◆ STATED TASK:
Substitute "Save" for every occurrence of "Uložit" in the records below, and reproduce them otherwise unchanged. Leave the pictures out.

-------- PROVIDED MATERIAL

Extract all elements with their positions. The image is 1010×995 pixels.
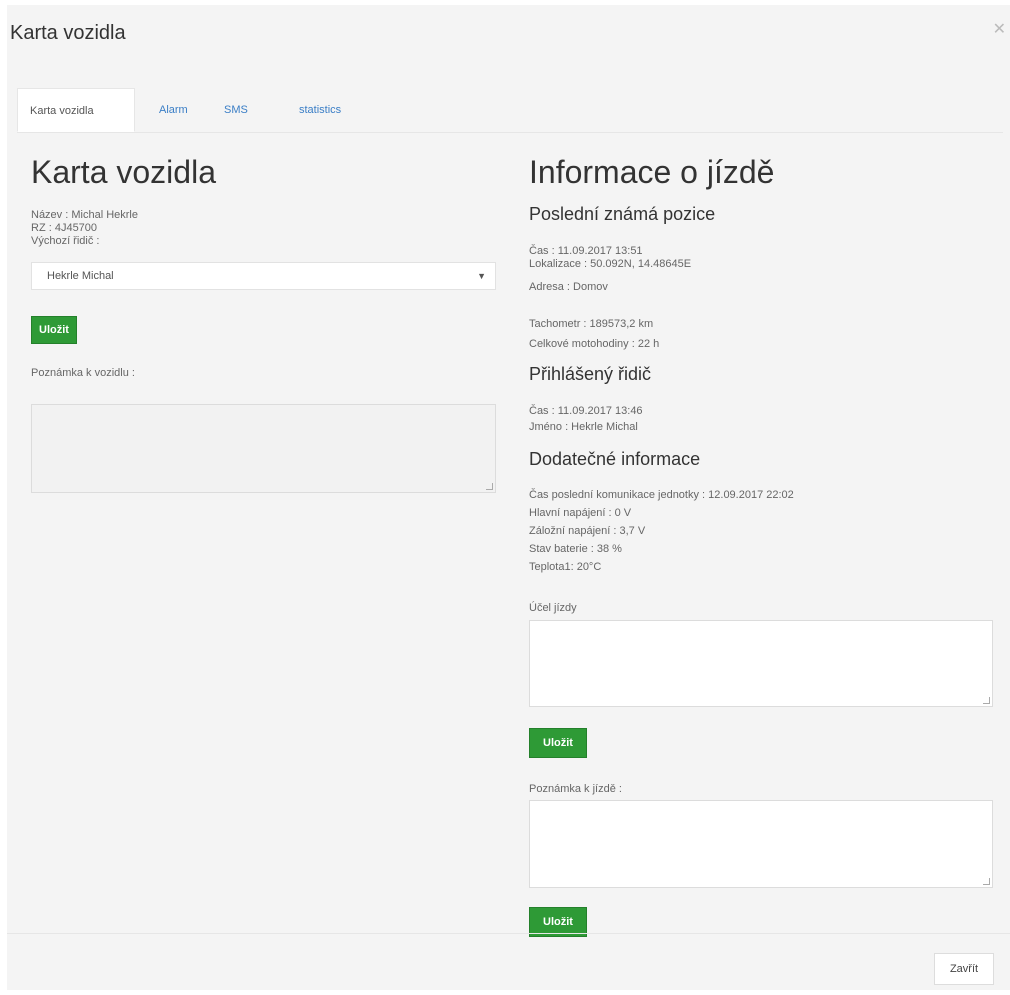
trip-purpose-label: Účel jízdy xyxy=(529,602,577,614)
vehicle-rz: RZ : 4J45700 xyxy=(31,222,98,234)
driver-name: Jméno : Hekrle Michal xyxy=(529,421,638,433)
vehicle-name: Název : Michal Hekrle xyxy=(31,209,138,221)
temperature: Teplota1: 20°C xyxy=(529,561,602,573)
trip-purpose-textarea[interactable] xyxy=(529,620,993,707)
default-driver-value: Hekrle Michal xyxy=(47,270,114,282)
modal-title: Karta vozidla xyxy=(10,22,126,44)
vehicle-note-label: Poznámka k vozidlu : xyxy=(31,367,135,379)
save-vehicle-button[interactable]: Uložit xyxy=(31,316,77,344)
tab-bar: Karta vozidla Alarm SMS statistics xyxy=(17,88,1003,133)
close-button[interactable]: Zavřít xyxy=(934,953,994,985)
logged-driver-title: Přihlášený řidič xyxy=(529,364,652,384)
backup-power: Záložní napájení : 3,7 V xyxy=(529,525,646,537)
tab-sms[interactable]: SMS xyxy=(212,88,260,132)
trip-note-label: Poznámka k jízdě : xyxy=(529,783,622,795)
tab-statistics[interactable]: statistics xyxy=(287,88,353,132)
last-position-address: Adresa : Domov xyxy=(529,281,608,293)
footer-divider xyxy=(7,933,1010,934)
trip-info-heading: Informace o jízdě xyxy=(529,154,775,190)
resize-grip-icon[interactable] xyxy=(983,697,990,704)
resize-grip-icon[interactable] xyxy=(983,878,990,885)
close-icon[interactable]: ✕ xyxy=(993,19,1006,39)
default-driver-select[interactable]: Hekrle Michal ▼ xyxy=(31,262,496,290)
last-position-location: Lokalizace : 50.092N, 14.48645E xyxy=(529,258,692,270)
battery-status: Stav baterie : 38 % xyxy=(529,543,622,555)
engine-hours: Celkové motohodiny : 22 h xyxy=(529,338,660,350)
resize-grip-icon[interactable] xyxy=(486,483,493,490)
save-trip-purpose-button[interactable]: Uložit xyxy=(529,728,587,758)
odometer: Tachometr : 189573,2 km xyxy=(529,318,654,330)
trip-note-textarea[interactable] xyxy=(529,800,993,888)
additional-info-title: Dodatečné informace xyxy=(529,449,701,469)
vehicle-card-modal: Karta vozidla ✕ Karta vozidla Alarm SMS … xyxy=(7,5,1010,990)
driver-time: Čas : 11.09.2017 13:46 xyxy=(529,405,643,417)
modal-header: Karta vozidla ✕ xyxy=(7,5,1010,65)
tab-vehicle-card[interactable]: Karta vozidla xyxy=(17,88,135,132)
last-communication: Čas poslední komunikace jednotky : 12.09… xyxy=(529,489,794,501)
tab-content: Karta vozidla Název : Michal Hekrle RZ :… xyxy=(17,133,1003,937)
vehicle-card-heading: Karta vozidla xyxy=(31,154,216,190)
last-position-time: Čas : 11.09.2017 13:51 xyxy=(529,245,643,257)
vehicle-note-textarea[interactable] xyxy=(31,404,496,493)
chevron-down-icon: ▼ xyxy=(477,271,486,281)
last-position-title: Poslední známá pozice xyxy=(529,204,716,224)
main-power: Hlavní napájení : 0 V xyxy=(529,507,632,519)
default-driver-label: Výchozí řidič : xyxy=(31,235,100,247)
tab-alarm[interactable]: Alarm xyxy=(147,88,200,132)
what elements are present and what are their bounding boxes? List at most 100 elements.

----------------

◆ SOLUTION FOR THIS TASK:
Extract all elements with their positions. The image is 1010×995 pixels.
trip-purpose-label: Účel jízdy xyxy=(529,602,577,614)
vehicle-rz: RZ : 4J45700 xyxy=(31,222,98,234)
driver-name: Jméno : Hekrle Michal xyxy=(529,421,638,433)
vehicle-name: Název : Michal Hekrle xyxy=(31,209,138,221)
temperature: Teplota1: 20°C xyxy=(529,561,602,573)
trip-purpose-textarea[interactable] xyxy=(529,620,993,707)
default-driver-value: Hekrle Michal xyxy=(47,270,114,282)
modal-title: Karta vozidla xyxy=(10,22,126,44)
vehicle-note-label: Poznámka k vozidlu : xyxy=(31,367,135,379)
save-vehicle-button[interactable]: Save xyxy=(31,316,77,344)
tab-bar: Karta vozidla Alarm SMS statistics xyxy=(17,88,1003,133)
close-button[interactable]: Zavřít xyxy=(934,953,994,985)
logged-driver-title: Přihlášený řidič xyxy=(529,364,652,384)
backup-power: Záložní napájení : 3,7 V xyxy=(529,525,646,537)
tab-sms[interactable]: SMS xyxy=(212,88,260,132)
trip-note-label: Poznámka k jízdě : xyxy=(529,783,622,795)
tab-statistics[interactable]: statistics xyxy=(287,88,353,132)
last-position-address: Adresa : Domov xyxy=(529,281,608,293)
footer-divider xyxy=(7,933,1010,934)
trip-info-heading: Informace o jízdě xyxy=(529,154,775,190)
resize-grip-icon[interactable] xyxy=(983,697,990,704)
resize-grip-icon[interactable] xyxy=(983,878,990,885)
close-icon[interactable]: ✕ xyxy=(993,19,1006,39)
default-driver-select[interactable]: Hekrle Michal ▼ xyxy=(31,262,496,290)
last-position-location: Lokalizace : 50.092N, 14.48645E xyxy=(529,258,692,270)
battery-status: Stav baterie : 38 % xyxy=(529,543,622,555)
engine-hours: Celkové motohodiny : 22 h xyxy=(529,338,660,350)
resize-grip-icon[interactable] xyxy=(486,483,493,490)
save-trip-purpose-button[interactable]: Save xyxy=(529,728,587,758)
odometer: Tachometr : 189573,2 km xyxy=(529,318,654,330)
trip-note-textarea[interactable] xyxy=(529,800,993,888)
additional-info-title: Dodatečné informace xyxy=(529,449,701,469)
vehicle-card-modal: Karta vozidla ✕ Karta vozidla Alarm SMS … xyxy=(7,5,1010,990)
driver-time: Čas : 11.09.2017 13:46 xyxy=(529,405,643,417)
modal-header: Karta vozidla ✕ xyxy=(7,5,1010,65)
tab-vehicle-card[interactable]: Karta vozidla xyxy=(17,88,135,132)
last-communication: Čas poslední komunikace jednotky : 12.09… xyxy=(529,489,794,501)
tab-content: Karta vozidla Název : Michal Hekrle RZ :… xyxy=(17,133,1003,937)
vehicle-card-heading: Karta vozidla xyxy=(31,154,216,190)
last-position-time: Čas : 11.09.2017 13:51 xyxy=(529,245,643,257)
vehicle-note-textarea[interactable] xyxy=(31,404,496,493)
chevron-down-icon: ▼ xyxy=(477,271,486,281)
last-position-title: Poslední známá pozice xyxy=(529,204,716,224)
main-power: Hlavní napájení : 0 V xyxy=(529,507,632,519)
default-driver-label: Výchozí řidič : xyxy=(31,235,100,247)
tab-alarm[interactable]: Alarm xyxy=(147,88,200,132)
what elements are present and what are their bounding boxes? List at most 100 elements.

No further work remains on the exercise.